*Direction*
Pull out every line below holding the word "cycle".

** start **

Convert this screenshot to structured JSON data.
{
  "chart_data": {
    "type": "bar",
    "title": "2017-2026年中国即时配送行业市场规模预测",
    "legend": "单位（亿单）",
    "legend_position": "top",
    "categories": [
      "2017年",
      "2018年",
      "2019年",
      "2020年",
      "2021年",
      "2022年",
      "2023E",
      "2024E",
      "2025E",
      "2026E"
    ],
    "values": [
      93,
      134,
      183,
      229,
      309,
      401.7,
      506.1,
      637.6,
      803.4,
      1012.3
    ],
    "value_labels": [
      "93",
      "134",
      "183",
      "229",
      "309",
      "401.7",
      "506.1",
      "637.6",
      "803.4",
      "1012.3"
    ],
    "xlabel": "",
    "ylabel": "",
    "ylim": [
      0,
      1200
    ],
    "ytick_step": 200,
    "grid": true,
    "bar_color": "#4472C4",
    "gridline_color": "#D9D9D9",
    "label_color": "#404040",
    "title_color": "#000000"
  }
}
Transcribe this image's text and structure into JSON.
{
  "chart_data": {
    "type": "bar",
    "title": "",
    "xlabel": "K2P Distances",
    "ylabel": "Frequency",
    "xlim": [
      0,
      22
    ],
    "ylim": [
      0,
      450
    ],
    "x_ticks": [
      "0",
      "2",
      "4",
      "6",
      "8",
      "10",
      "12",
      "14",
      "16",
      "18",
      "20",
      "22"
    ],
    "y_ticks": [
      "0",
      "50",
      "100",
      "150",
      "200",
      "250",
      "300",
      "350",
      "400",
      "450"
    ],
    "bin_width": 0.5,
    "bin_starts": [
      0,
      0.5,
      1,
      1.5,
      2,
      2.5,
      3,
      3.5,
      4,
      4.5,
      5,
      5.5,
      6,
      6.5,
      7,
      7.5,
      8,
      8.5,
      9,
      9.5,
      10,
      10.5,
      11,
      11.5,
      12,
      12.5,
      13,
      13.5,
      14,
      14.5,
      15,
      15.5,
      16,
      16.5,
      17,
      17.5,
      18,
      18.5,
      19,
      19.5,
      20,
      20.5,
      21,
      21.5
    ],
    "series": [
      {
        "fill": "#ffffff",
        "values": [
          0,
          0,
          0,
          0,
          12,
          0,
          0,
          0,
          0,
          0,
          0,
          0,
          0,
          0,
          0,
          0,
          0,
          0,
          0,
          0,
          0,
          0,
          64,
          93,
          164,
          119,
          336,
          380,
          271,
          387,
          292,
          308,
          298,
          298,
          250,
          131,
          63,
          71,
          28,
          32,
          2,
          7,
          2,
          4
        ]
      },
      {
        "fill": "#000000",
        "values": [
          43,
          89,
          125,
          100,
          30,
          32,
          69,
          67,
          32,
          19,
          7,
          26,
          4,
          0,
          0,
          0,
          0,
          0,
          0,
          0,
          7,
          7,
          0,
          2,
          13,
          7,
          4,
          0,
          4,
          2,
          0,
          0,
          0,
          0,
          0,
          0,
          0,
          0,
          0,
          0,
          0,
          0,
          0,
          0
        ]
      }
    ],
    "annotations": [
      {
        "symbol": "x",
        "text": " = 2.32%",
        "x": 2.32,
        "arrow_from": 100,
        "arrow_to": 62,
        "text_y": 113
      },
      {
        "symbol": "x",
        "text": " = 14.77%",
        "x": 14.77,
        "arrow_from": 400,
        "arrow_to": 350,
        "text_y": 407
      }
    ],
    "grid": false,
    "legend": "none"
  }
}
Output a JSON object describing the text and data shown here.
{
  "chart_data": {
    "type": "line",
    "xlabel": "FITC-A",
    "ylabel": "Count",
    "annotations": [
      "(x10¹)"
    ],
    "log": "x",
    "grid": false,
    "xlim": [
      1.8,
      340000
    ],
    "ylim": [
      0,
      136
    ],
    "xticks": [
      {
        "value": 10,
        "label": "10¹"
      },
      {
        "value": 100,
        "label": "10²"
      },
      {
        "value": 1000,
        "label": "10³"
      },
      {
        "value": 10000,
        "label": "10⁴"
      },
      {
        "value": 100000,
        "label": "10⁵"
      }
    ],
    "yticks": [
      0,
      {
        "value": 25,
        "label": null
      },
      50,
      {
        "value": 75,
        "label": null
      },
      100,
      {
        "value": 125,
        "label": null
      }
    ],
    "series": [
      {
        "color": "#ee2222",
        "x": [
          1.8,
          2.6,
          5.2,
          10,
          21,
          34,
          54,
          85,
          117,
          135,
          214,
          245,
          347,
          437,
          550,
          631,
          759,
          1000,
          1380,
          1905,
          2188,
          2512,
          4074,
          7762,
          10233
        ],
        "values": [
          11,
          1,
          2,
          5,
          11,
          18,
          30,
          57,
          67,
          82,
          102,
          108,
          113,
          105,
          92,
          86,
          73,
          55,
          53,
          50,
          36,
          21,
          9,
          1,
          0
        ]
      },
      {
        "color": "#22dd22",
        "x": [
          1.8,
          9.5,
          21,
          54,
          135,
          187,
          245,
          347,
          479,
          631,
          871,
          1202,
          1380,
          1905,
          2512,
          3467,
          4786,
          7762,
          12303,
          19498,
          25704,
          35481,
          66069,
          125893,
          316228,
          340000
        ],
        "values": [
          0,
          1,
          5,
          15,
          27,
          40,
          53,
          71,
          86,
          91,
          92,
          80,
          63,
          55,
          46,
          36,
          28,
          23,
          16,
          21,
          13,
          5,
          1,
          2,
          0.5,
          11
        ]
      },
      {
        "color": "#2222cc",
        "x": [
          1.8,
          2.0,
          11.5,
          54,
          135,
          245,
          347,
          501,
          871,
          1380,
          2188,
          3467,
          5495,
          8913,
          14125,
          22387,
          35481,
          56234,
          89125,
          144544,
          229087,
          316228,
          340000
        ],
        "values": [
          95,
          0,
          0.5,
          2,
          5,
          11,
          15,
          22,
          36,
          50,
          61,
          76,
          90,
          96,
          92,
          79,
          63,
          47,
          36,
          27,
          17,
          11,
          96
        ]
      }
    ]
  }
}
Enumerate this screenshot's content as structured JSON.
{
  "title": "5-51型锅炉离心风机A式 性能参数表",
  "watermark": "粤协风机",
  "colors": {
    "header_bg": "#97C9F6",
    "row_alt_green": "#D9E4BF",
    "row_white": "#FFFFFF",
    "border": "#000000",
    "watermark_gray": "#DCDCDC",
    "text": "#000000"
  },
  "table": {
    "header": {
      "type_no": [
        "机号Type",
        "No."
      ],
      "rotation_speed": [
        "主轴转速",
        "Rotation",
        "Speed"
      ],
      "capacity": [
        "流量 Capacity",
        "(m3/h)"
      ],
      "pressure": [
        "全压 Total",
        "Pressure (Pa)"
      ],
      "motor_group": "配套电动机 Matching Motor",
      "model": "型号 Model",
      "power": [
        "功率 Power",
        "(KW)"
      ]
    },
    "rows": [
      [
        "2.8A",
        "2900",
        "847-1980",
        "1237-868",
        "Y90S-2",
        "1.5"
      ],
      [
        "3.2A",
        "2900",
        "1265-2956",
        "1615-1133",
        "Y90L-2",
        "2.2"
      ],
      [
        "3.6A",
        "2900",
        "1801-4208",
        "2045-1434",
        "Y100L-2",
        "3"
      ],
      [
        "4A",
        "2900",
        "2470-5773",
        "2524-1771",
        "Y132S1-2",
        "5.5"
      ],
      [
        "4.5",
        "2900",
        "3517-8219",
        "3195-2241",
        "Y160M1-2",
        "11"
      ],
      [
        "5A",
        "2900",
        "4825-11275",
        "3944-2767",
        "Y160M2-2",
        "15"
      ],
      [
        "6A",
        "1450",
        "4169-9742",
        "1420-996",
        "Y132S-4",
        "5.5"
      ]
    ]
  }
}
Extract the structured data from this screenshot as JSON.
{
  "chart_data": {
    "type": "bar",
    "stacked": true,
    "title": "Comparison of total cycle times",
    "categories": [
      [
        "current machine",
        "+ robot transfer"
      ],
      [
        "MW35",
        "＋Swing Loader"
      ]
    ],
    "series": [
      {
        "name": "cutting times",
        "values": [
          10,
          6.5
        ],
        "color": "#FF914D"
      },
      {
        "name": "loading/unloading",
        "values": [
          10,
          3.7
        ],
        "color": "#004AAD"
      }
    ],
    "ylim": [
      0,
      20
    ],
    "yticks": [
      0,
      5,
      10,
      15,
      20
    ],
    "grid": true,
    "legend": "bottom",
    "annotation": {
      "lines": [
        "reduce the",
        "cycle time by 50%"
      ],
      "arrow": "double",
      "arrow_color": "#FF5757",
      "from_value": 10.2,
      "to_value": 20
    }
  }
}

** end **

*Solution for this task*
    "title": "Comparison of total cycle times",
        "cycle time by 50%"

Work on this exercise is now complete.